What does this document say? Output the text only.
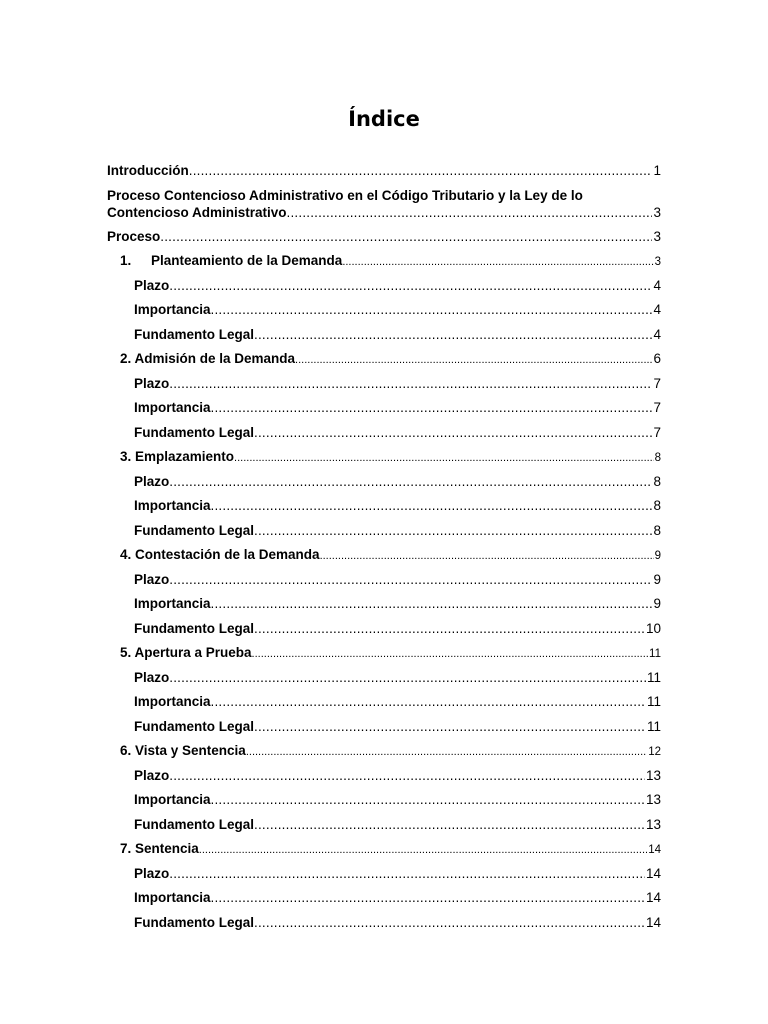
Índice
Introducción .....	1
Proceso Contencioso Administrativo en el Código Tributario y la Ley de lo
Contencioso Administrativo .....	3
Proceso .....	3
1. Planteamiento de la Demanda .....	3
Plazo .....	4
Importancia .....	4
Fundamento Legal .....	4
2. Admisión de la Demanda .....	6
Plazo .....	7
Importancia .....	7
Fundamento Legal .....	7
3. Emplazamiento .....	8
Plazo .....	8
Importancia .....	8
Fundamento Legal .....	8
4. Contestación de la Demanda .....	9
Plazo .....	9
Importancia .....	9
Fundamento Legal .....	10
5. Apertura a Prueba .....	11
Plazo .....	11
Importancia .....	11
Fundamento Legal .....	11
6. Vista y Sentencia .....	12
Plazo .....	13
Importancia .....	13
Fundamento Legal .....	13
7. Sentencia .....	14
Plazo .....	14
Importancia .....	14
Fundamento Legal .....	14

━━━━━━━━━━━━━━━━

*Exercise instructions*
Would you mind returning each entry above word for word, skipping the images?

*Solution*
What does this document say? Output the text only.
Índice
Introducción .....	1
Proceso Contencioso Administrativo en el Código Tributario y la Ley de lo
Contencioso Administrativo .....	3
Proceso .....	3
1. Planteamiento de la Demanda .....	3
Plazo .....	4
Importancia .....	4
Fundamento Legal .....	4
2. Admisión de la Demanda .....	6
Plazo .....	7
Importancia .....	7
Fundamento Legal .....	7
3. Emplazamiento .....	8
Plazo .....	8
Importancia .....	8
Fundamento Legal .....	8
4. Contestación de la Demanda .....	9
Plazo .....	9
Importancia .....	9
Fundamento Legal .....	10
5. Apertura a Prueba .....	11
Plazo .....	11
Importancia .....	11
Fundamento Legal .....	11
6. Vista y Sentencia .....	12
Plazo .....	13
Importancia .....	13
Fundamento Legal .....	13
7. Sentencia .....	14
Plazo .....	14
Importancia .....	14
Fundamento Legal .....	14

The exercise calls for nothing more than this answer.